Extracted data entries:
------------------------------------------------

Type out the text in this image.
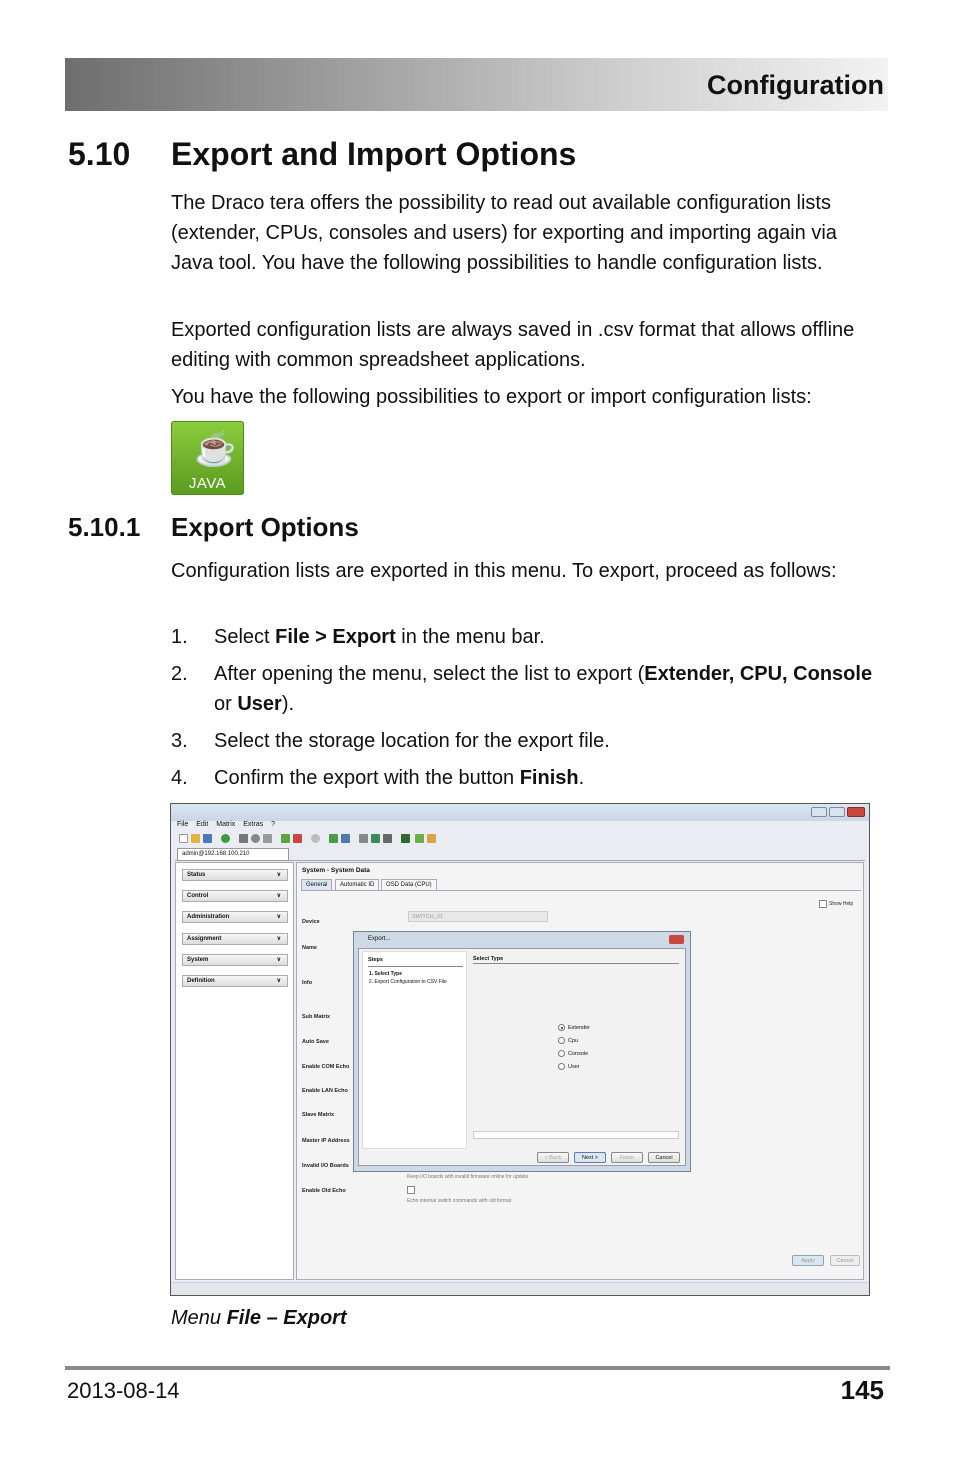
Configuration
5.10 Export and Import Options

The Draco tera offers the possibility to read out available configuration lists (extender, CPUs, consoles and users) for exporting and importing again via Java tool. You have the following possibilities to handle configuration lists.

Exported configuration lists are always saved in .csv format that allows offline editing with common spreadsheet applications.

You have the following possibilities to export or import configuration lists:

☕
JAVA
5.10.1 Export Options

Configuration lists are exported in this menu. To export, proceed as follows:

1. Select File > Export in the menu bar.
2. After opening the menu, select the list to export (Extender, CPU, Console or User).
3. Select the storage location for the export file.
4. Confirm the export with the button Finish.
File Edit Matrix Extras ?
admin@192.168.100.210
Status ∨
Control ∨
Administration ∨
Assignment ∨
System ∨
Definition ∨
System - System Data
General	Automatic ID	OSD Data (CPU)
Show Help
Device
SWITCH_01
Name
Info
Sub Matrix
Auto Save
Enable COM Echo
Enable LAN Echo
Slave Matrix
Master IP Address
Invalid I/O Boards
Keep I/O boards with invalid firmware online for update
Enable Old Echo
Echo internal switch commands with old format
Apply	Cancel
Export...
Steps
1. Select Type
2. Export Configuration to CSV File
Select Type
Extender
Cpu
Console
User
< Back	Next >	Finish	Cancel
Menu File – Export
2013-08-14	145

------------------------------------------------

Please write out all of the material above without changing a word, and omit any pictures.

(Response below):
Type out the text in this image.
Configuration
5.10 Export and Import Options

The Draco tera offers the possibility to read out available configuration lists (extender, CPUs, consoles and users) for exporting and importing again via Java tool. You have the following possibilities to handle configuration lists.

Exported configuration lists are always saved in .csv format that allows offline editing with common spreadsheet applications.

You have the following possibilities to export or import configuration lists:

☕
JAVA
5.10.1 Export Options

Configuration lists are exported in this menu. To export, proceed as follows:

1. Select File > Export in the menu bar.
2. After opening the menu, select the list to export (Extender, CPU, Console or User).
3. Select the storage location for the export file.
4. Confirm the export with the button Finish.
File Edit Matrix Extras ?
admin@192.168.100.210
Status ∨
Control ∨
Administration ∨
Assignment ∨
System ∨
Definition ∨
System - System Data
General	Automatic ID	OSD Data (CPU)
Show Help
Device
SWITCH_01
Name
Info
Sub Matrix
Auto Save
Enable COM Echo
Enable LAN Echo
Slave Matrix
Master IP Address
Invalid I/O Boards
Keep I/O boards with invalid firmware online for update
Enable Old Echo
Echo internal switch commands with old format
Apply	Cancel
Export...
Steps
1. Select Type
2. Export Configuration to CSV File
Select Type
Extender
Cpu
Console
User
< Back	Next >	Finish	Cancel
Menu File – Export
2013-08-14	145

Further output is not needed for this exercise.